Tally the lines that hold the string "Long", and reply with the count alone.

**** Records shown ****

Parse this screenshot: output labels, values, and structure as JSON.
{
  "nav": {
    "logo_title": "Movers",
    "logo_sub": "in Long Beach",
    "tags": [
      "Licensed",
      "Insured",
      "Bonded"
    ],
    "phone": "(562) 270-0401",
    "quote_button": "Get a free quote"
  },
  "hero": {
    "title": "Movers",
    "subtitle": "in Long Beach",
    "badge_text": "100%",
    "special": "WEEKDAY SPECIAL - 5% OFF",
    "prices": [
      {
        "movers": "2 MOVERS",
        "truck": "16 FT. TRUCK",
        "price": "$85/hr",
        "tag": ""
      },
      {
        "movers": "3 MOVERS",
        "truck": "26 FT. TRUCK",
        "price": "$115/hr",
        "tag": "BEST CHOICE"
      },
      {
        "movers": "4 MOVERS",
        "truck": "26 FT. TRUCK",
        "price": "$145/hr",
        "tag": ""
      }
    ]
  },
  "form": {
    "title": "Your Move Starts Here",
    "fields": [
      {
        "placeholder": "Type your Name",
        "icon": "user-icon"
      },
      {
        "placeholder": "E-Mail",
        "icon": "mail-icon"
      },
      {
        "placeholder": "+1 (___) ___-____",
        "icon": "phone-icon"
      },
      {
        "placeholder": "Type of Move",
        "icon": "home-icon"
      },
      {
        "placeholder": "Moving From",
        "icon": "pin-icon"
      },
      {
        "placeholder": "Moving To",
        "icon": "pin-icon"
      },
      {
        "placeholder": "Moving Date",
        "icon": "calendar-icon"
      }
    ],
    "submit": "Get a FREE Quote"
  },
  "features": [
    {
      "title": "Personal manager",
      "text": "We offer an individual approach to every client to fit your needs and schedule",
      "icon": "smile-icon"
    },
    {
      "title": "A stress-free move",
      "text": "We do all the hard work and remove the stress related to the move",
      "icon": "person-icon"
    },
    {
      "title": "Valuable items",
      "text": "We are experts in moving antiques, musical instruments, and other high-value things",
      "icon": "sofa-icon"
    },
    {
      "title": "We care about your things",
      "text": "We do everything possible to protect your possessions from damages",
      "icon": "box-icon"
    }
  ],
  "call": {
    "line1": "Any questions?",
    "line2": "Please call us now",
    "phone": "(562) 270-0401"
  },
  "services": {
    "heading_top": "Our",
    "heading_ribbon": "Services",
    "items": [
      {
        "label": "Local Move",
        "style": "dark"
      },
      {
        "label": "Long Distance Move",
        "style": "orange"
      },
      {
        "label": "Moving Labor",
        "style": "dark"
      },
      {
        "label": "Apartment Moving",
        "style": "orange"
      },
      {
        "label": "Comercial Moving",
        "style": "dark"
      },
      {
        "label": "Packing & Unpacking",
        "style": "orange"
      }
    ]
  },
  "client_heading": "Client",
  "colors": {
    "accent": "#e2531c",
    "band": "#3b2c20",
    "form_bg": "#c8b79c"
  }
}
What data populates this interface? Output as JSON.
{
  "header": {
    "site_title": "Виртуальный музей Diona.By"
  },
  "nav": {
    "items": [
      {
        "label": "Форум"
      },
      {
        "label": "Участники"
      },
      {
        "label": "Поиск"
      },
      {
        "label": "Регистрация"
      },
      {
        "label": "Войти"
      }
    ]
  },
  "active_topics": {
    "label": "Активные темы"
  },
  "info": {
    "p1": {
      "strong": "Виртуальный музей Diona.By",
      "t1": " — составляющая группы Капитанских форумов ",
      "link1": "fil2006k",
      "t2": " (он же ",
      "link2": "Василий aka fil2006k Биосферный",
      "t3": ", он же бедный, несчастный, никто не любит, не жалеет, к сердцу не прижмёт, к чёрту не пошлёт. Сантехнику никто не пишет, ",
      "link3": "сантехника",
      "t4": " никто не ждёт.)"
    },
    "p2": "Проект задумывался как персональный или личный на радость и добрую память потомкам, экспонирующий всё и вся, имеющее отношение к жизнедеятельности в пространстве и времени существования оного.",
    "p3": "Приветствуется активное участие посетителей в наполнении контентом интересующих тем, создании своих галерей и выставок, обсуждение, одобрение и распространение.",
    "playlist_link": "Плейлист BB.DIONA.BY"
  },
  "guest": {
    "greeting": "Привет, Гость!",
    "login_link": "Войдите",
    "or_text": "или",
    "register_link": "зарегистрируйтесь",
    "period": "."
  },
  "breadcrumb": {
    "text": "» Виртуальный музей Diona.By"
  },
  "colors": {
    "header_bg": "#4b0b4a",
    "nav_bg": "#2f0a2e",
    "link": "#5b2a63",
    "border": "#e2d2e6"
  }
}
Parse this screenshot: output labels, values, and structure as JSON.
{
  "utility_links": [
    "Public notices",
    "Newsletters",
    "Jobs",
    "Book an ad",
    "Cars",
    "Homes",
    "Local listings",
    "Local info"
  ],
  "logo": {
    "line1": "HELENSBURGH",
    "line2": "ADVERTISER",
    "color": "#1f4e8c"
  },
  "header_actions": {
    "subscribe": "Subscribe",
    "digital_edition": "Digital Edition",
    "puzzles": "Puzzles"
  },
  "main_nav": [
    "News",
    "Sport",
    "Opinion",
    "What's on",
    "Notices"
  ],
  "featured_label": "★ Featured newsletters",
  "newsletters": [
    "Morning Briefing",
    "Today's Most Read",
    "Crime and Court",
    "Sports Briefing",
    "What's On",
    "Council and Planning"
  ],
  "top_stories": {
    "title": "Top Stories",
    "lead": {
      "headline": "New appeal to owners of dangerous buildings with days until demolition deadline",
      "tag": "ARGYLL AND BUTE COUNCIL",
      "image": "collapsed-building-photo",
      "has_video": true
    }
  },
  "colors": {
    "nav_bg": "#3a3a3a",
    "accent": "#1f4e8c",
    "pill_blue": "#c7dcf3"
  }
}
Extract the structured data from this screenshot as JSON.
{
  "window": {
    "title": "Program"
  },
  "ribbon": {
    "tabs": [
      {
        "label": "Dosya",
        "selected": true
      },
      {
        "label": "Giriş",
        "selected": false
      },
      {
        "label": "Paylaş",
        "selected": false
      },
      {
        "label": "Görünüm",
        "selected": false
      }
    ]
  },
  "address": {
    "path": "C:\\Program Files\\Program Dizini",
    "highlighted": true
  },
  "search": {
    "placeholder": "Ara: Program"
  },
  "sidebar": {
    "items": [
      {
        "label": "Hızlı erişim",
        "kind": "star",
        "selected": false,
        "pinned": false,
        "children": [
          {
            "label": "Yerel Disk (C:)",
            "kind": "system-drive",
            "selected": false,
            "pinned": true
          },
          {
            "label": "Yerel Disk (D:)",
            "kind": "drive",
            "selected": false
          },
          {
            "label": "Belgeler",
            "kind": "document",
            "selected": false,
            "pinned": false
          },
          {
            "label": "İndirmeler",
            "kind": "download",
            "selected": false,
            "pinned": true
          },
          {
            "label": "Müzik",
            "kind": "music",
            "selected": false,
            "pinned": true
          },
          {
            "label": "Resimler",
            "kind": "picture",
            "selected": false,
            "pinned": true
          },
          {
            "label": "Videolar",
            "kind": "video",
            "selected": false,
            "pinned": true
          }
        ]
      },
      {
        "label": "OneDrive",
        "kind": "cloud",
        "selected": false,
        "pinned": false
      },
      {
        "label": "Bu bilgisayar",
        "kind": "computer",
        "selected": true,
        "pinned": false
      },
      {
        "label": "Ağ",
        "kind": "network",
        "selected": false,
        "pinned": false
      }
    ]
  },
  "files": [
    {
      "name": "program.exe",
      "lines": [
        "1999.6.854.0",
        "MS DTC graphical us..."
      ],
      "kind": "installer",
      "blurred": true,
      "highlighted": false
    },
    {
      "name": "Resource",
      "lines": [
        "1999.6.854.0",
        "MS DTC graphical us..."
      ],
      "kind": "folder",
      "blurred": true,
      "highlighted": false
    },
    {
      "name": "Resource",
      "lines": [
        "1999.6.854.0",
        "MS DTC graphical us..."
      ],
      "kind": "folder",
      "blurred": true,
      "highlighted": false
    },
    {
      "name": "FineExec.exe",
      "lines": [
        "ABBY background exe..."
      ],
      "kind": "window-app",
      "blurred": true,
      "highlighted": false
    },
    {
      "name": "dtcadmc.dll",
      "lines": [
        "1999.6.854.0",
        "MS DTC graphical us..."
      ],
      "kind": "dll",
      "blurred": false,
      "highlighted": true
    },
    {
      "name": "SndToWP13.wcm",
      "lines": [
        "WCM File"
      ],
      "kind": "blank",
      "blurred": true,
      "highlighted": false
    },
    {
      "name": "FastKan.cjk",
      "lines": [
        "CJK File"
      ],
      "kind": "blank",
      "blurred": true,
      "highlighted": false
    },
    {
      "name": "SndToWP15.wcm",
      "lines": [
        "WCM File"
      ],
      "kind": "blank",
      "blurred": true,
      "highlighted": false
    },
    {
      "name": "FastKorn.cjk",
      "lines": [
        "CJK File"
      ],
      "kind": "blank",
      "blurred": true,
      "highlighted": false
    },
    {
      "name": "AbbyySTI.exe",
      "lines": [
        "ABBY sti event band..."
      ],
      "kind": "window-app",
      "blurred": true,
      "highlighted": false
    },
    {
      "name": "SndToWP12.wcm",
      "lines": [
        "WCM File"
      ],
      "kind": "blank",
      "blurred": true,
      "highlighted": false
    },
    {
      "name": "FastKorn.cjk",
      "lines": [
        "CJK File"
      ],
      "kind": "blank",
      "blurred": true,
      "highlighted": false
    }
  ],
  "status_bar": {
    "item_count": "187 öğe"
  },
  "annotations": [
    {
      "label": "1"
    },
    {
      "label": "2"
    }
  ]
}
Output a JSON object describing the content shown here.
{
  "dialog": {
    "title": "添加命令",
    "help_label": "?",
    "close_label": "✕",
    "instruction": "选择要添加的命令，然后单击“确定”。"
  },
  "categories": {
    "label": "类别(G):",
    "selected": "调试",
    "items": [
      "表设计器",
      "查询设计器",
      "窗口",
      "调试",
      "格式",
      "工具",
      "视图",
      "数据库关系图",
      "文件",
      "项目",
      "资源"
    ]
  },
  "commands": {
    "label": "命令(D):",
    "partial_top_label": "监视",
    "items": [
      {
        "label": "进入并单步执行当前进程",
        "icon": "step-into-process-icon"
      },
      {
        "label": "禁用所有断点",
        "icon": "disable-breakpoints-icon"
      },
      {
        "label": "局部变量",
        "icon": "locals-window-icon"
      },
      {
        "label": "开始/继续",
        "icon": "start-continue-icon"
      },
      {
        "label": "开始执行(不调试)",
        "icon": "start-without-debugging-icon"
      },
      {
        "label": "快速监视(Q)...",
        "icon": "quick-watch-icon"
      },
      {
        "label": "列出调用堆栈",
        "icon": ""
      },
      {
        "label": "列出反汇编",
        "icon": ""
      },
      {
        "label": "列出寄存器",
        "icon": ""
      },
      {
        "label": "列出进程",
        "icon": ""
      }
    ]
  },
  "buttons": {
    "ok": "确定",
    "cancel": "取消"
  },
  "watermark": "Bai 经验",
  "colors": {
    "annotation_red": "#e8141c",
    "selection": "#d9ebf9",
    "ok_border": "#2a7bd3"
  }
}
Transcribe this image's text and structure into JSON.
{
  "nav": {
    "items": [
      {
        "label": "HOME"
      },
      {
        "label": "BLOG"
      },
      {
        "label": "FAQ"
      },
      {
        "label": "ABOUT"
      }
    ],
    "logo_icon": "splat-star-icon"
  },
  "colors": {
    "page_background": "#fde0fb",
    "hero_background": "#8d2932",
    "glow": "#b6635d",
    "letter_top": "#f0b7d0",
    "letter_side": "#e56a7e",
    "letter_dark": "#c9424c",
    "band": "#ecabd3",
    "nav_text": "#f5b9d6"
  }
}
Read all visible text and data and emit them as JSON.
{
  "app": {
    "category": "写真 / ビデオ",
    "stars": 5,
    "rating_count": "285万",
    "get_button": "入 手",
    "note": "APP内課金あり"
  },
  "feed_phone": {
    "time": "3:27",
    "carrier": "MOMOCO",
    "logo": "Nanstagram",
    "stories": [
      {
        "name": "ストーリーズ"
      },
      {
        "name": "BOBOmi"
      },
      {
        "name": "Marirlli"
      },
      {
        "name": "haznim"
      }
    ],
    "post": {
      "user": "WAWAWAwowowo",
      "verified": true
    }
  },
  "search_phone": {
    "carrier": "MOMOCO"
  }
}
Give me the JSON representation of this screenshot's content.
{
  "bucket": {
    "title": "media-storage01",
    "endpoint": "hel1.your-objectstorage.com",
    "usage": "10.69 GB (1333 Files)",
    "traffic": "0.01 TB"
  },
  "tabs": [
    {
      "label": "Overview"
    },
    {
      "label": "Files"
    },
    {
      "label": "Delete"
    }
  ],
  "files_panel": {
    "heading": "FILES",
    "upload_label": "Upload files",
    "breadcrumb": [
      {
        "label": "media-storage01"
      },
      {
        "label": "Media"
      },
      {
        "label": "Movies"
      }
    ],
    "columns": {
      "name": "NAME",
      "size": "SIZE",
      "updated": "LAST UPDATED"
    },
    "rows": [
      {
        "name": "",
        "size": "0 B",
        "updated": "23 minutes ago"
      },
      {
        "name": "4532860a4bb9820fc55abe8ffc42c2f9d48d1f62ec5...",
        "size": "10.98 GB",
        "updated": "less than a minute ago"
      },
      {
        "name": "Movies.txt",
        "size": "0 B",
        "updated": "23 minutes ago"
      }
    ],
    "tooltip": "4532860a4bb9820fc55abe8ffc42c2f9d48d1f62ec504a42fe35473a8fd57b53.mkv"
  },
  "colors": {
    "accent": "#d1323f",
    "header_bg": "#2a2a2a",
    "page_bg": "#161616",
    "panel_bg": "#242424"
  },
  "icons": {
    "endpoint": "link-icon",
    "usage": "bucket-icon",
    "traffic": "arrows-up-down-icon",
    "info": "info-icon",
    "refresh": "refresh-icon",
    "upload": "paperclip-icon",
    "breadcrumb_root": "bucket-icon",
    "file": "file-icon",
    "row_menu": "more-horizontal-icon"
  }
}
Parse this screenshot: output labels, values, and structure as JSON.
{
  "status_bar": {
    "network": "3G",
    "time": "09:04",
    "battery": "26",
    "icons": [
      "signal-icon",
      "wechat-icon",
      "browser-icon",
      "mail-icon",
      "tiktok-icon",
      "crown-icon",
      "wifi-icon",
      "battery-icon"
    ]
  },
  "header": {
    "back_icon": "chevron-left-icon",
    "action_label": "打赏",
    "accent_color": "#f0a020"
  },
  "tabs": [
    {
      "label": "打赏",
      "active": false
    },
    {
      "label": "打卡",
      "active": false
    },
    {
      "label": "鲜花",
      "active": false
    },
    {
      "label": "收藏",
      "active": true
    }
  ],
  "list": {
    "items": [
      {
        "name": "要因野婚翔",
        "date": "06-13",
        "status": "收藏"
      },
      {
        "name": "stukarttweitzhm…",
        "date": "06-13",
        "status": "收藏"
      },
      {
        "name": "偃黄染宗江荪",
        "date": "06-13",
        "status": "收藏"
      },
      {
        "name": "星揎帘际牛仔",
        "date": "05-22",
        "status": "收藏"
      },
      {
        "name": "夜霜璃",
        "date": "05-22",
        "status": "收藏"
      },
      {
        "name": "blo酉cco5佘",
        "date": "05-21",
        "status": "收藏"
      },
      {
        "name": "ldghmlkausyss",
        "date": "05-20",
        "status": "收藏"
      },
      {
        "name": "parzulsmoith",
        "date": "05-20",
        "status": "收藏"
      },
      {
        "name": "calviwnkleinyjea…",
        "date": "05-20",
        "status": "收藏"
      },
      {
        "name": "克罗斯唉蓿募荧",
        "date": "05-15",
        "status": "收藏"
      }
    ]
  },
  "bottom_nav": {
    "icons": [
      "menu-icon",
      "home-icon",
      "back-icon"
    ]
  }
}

****

• Output of the task
3